▶ **Input rows**:
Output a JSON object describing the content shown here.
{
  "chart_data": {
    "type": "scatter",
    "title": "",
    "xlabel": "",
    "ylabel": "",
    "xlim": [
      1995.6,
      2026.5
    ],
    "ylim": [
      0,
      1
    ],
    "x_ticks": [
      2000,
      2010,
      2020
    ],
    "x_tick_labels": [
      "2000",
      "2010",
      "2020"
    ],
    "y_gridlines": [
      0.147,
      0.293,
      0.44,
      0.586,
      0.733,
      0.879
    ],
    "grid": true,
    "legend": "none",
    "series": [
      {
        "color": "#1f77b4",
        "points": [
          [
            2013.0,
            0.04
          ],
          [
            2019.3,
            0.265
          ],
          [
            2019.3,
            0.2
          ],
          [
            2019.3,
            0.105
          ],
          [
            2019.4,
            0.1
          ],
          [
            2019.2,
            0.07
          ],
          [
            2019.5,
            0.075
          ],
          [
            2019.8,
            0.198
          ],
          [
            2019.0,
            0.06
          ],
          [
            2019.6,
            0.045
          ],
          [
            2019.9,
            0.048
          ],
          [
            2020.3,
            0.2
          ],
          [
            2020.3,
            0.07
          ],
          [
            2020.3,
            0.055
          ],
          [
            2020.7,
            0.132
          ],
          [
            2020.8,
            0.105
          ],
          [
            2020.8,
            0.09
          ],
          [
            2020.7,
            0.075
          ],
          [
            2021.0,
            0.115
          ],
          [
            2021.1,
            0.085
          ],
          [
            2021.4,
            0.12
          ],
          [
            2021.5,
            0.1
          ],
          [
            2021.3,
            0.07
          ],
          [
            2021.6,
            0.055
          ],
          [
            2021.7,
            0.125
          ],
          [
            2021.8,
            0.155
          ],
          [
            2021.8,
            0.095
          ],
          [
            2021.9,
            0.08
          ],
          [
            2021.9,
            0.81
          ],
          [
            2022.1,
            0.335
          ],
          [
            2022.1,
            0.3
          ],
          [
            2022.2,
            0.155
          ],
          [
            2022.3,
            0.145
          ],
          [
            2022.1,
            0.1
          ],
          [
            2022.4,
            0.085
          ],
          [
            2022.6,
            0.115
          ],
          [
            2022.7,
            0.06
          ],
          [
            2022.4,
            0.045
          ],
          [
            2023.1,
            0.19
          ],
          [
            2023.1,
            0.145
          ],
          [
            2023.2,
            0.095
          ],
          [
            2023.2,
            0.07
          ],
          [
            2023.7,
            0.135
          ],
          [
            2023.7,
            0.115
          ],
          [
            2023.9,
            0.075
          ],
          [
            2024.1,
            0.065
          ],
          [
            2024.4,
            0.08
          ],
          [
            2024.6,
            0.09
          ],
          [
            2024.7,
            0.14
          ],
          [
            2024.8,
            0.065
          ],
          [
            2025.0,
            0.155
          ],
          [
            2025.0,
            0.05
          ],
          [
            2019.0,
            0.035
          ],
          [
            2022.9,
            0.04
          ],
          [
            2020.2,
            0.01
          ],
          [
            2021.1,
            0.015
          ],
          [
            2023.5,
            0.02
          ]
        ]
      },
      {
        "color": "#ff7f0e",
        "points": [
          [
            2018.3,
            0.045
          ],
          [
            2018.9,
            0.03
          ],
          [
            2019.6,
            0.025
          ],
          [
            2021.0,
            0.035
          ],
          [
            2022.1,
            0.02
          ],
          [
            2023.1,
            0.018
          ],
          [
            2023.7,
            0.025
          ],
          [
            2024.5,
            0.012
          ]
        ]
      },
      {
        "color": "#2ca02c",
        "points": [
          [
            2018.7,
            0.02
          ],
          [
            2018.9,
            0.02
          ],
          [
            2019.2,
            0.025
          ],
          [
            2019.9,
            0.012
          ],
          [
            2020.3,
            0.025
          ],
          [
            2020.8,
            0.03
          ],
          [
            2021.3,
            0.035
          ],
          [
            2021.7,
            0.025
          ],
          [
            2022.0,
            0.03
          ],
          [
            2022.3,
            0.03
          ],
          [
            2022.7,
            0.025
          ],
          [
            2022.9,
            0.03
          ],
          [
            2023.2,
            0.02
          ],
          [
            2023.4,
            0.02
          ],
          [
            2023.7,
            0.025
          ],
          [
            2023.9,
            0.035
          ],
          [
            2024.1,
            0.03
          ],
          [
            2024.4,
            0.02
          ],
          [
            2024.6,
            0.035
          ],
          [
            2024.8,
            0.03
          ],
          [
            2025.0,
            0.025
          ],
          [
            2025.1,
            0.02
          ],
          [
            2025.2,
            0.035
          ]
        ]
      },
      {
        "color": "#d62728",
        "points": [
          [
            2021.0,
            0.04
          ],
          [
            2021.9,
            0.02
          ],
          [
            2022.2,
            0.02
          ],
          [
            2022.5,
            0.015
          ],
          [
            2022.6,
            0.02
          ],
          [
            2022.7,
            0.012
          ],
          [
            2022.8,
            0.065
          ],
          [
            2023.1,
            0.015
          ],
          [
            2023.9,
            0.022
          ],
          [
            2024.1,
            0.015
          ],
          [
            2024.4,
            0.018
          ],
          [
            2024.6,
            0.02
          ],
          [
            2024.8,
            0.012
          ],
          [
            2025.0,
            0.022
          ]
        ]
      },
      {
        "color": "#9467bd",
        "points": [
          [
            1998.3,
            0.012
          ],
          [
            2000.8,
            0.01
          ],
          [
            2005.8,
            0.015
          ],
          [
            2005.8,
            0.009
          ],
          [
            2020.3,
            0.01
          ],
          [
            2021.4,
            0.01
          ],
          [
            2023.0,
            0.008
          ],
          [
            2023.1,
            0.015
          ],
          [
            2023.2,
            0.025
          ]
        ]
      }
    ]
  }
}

▶ **Aim of the task**:
Above are some records; repeat all of them exactly.

▶ **Problem solution**:
Output a JSON object describing the content shown here.
{
  "chart_data": {
    "type": "scatter",
    "title": "",
    "xlabel": "",
    "ylabel": "",
    "xlim": [
      1995.6,
      2026.5
    ],
    "ylim": [
      0,
      1
    ],
    "x_ticks": [
      2000,
      2010,
      2020
    ],
    "x_tick_labels": [
      "2000",
      "2010",
      "2020"
    ],
    "y_gridlines": [
      0.147,
      0.293,
      0.44,
      0.586,
      0.733,
      0.879
    ],
    "grid": true,
    "legend": "none",
    "series": [
      {
        "color": "#1f77b4",
        "points": [
          [
            2013.0,
            0.04
          ],
          [
            2019.3,
            0.265
          ],
          [
            2019.3,
            0.2
          ],
          [
            2019.3,
            0.105
          ],
          [
            2019.4,
            0.1
          ],
          [
            2019.2,
            0.07
          ],
          [
            2019.5,
            0.075
          ],
          [
            2019.8,
            0.198
          ],
          [
            2019.0,
            0.06
          ],
          [
            2019.6,
            0.045
          ],
          [
            2019.9,
            0.048
          ],
          [
            2020.3,
            0.2
          ],
          [
            2020.3,
            0.07
          ],
          [
            2020.3,
            0.055
          ],
          [
            2020.7,
            0.132
          ],
          [
            2020.8,
            0.105
          ],
          [
            2020.8,
            0.09
          ],
          [
            2020.7,
            0.075
          ],
          [
            2021.0,
            0.115
          ],
          [
            2021.1,
            0.085
          ],
          [
            2021.4,
            0.12
          ],
          [
            2021.5,
            0.1
          ],
          [
            2021.3,
            0.07
          ],
          [
            2021.6,
            0.055
          ],
          [
            2021.7,
            0.125
          ],
          [
            2021.8,
            0.155
          ],
          [
            2021.8,
            0.095
          ],
          [
            2021.9,
            0.08
          ],
          [
            2021.9,
            0.81
          ],
          [
            2022.1,
            0.335
          ],
          [
            2022.1,
            0.3
          ],
          [
            2022.2,
            0.155
          ],
          [
            2022.3,
            0.145
          ],
          [
            2022.1,
            0.1
          ],
          [
            2022.4,
            0.085
          ],
          [
            2022.6,
            0.115
          ],
          [
            2022.7,
            0.06
          ],
          [
            2022.4,
            0.045
          ],
          [
            2023.1,
            0.19
          ],
          [
            2023.1,
            0.145
          ],
          [
            2023.2,
            0.095
          ],
          [
            2023.2,
            0.07
          ],
          [
            2023.7,
            0.135
          ],
          [
            2023.7,
            0.115
          ],
          [
            2023.9,
            0.075
          ],
          [
            2024.1,
            0.065
          ],
          [
            2024.4,
            0.08
          ],
          [
            2024.6,
            0.09
          ],
          [
            2024.7,
            0.14
          ],
          [
            2024.8,
            0.065
          ],
          [
            2025.0,
            0.155
          ],
          [
            2025.0,
            0.05
          ],
          [
            2019.0,
            0.035
          ],
          [
            2022.9,
            0.04
          ],
          [
            2020.2,
            0.01
          ],
          [
            2021.1,
            0.015
          ],
          [
            2023.5,
            0.02
          ]
        ]
      },
      {
        "color": "#ff7f0e",
        "points": [
          [
            2018.3,
            0.045
          ],
          [
            2018.9,
            0.03
          ],
          [
            2019.6,
            0.025
          ],
          [
            2021.0,
            0.035
          ],
          [
            2022.1,
            0.02
          ],
          [
            2023.1,
            0.018
          ],
          [
            2023.7,
            0.025
          ],
          [
            2024.5,
            0.012
          ]
        ]
      },
      {
        "color": "#2ca02c",
        "points": [
          [
            2018.7,
            0.02
          ],
          [
            2018.9,
            0.02
          ],
          [
            2019.2,
            0.025
          ],
          [
            2019.9,
            0.012
          ],
          [
            2020.3,
            0.025
          ],
          [
            2020.8,
            0.03
          ],
          [
            2021.3,
            0.035
          ],
          [
            2021.7,
            0.025
          ],
          [
            2022.0,
            0.03
          ],
          [
            2022.3,
            0.03
          ],
          [
            2022.7,
            0.025
          ],
          [
            2022.9,
            0.03
          ],
          [
            2023.2,
            0.02
          ],
          [
            2023.4,
            0.02
          ],
          [
            2023.7,
            0.025
          ],
          [
            2023.9,
            0.035
          ],
          [
            2024.1,
            0.03
          ],
          [
            2024.4,
            0.02
          ],
          [
            2024.6,
            0.035
          ],
          [
            2024.8,
            0.03
          ],
          [
            2025.0,
            0.025
          ],
          [
            2025.1,
            0.02
          ],
          [
            2025.2,
            0.035
          ]
        ]
      },
      {
        "color": "#d62728",
        "points": [
          [
            2021.0,
            0.04
          ],
          [
            2021.9,
            0.02
          ],
          [
            2022.2,
            0.02
          ],
          [
            2022.5,
            0.015
          ],
          [
            2022.6,
            0.02
          ],
          [
            2022.7,
            0.012
          ],
          [
            2022.8,
            0.065
          ],
          [
            2023.1,
            0.015
          ],
          [
            2023.9,
            0.022
          ],
          [
            2024.1,
            0.015
          ],
          [
            2024.4,
            0.018
          ],
          [
            2024.6,
            0.02
          ],
          [
            2024.8,
            0.012
          ],
          [
            2025.0,
            0.022
          ]
        ]
      },
      {
        "color": "#9467bd",
        "points": [
          [
            1998.3,
            0.012
          ],
          [
            2000.8,
            0.01
          ],
          [
            2005.8,
            0.015
          ],
          [
            2005.8,
            0.009
          ],
          [
            2020.3,
            0.01
          ],
          [
            2021.4,
            0.01
          ],
          [
            2023.0,
            0.008
          ],
          [
            2023.1,
            0.015
          ],
          [
            2023.2,
            0.025
          ]
        ]
      }
    ]
  }
}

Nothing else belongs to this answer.